> MATERIAL SHOWN:
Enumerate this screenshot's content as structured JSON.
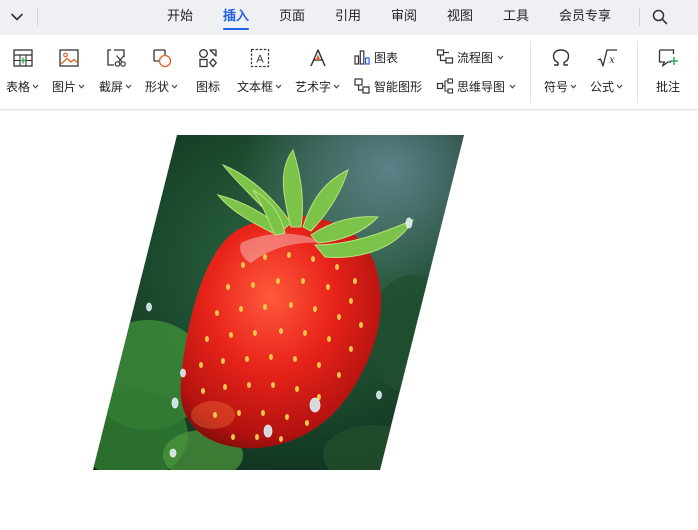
{
  "menubar": {
    "tabs": [
      {
        "label": "开始"
      },
      {
        "label": "插入"
      },
      {
        "label": "页面"
      },
      {
        "label": "引用"
      },
      {
        "label": "审阅"
      },
      {
        "label": "视图"
      },
      {
        "label": "工具"
      },
      {
        "label": "会员专享"
      }
    ],
    "active_tab": "插入",
    "accent_color": "#2362e6"
  },
  "ribbon": {
    "table": {
      "label": "表格",
      "icon": "table-icon"
    },
    "picture": {
      "label": "图片",
      "icon": "picture-icon"
    },
    "screenshot": {
      "label": "截屏",
      "icon": "scissors-icon"
    },
    "shape": {
      "label": "形状",
      "icon": "shape-icon"
    },
    "icons": {
      "label": "图标",
      "icon": "icons-icon"
    },
    "textbox": {
      "label": "文本框",
      "icon": "textbox-icon"
    },
    "wordart": {
      "label": "艺术字",
      "icon": "wordart-icon"
    },
    "chart": {
      "label": "图表",
      "icon": "chart-icon"
    },
    "smartart": {
      "label": "智能图形",
      "icon": "smartart-icon"
    },
    "flowchart": {
      "label": "流程图",
      "icon": "flowchart-icon"
    },
    "mindmap": {
      "label": "思维导图",
      "icon": "mindmap-icon"
    },
    "symbol": {
      "label": "符号",
      "icon": "omega-icon"
    },
    "formula": {
      "label": "公式",
      "icon": "sqrt-icon"
    },
    "comment": {
      "label": "批注",
      "icon": "comment-add-icon"
    }
  },
  "document": {
    "image": {
      "shape": "parallelogram",
      "subject": "strawberry-photo"
    }
  }
}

> JOB: Output every entry exactly as given; pictures are not part of the copy.

> OUTPUT OF THE TASK:
Enumerate this screenshot's content as structured JSON.
{
  "menubar": {
    "tabs": [
      {
        "label": "开始"
      },
      {
        "label": "插入"
      },
      {
        "label": "页面"
      },
      {
        "label": "引用"
      },
      {
        "label": "审阅"
      },
      {
        "label": "视图"
      },
      {
        "label": "工具"
      },
      {
        "label": "会员专享"
      }
    ],
    "active_tab": "插入",
    "accent_color": "#2362e6"
  },
  "ribbon": {
    "table": {
      "label": "表格",
      "icon": "table-icon"
    },
    "picture": {
      "label": "图片",
      "icon": "picture-icon"
    },
    "screenshot": {
      "label": "截屏",
      "icon": "scissors-icon"
    },
    "shape": {
      "label": "形状",
      "icon": "shape-icon"
    },
    "icons": {
      "label": "图标",
      "icon": "icons-icon"
    },
    "textbox": {
      "label": "文本框",
      "icon": "textbox-icon"
    },
    "wordart": {
      "label": "艺术字",
      "icon": "wordart-icon"
    },
    "chart": {
      "label": "图表",
      "icon": "chart-icon"
    },
    "smartart": {
      "label": "智能图形",
      "icon": "smartart-icon"
    },
    "flowchart": {
      "label": "流程图",
      "icon": "flowchart-icon"
    },
    "mindmap": {
      "label": "思维导图",
      "icon": "mindmap-icon"
    },
    "symbol": {
      "label": "符号",
      "icon": "omega-icon"
    },
    "formula": {
      "label": "公式",
      "icon": "sqrt-icon"
    },
    "comment": {
      "label": "批注",
      "icon": "comment-add-icon"
    }
  },
  "document": {
    "image": {
      "shape": "parallelogram",
      "subject": "strawberry-photo"
    }
  }
}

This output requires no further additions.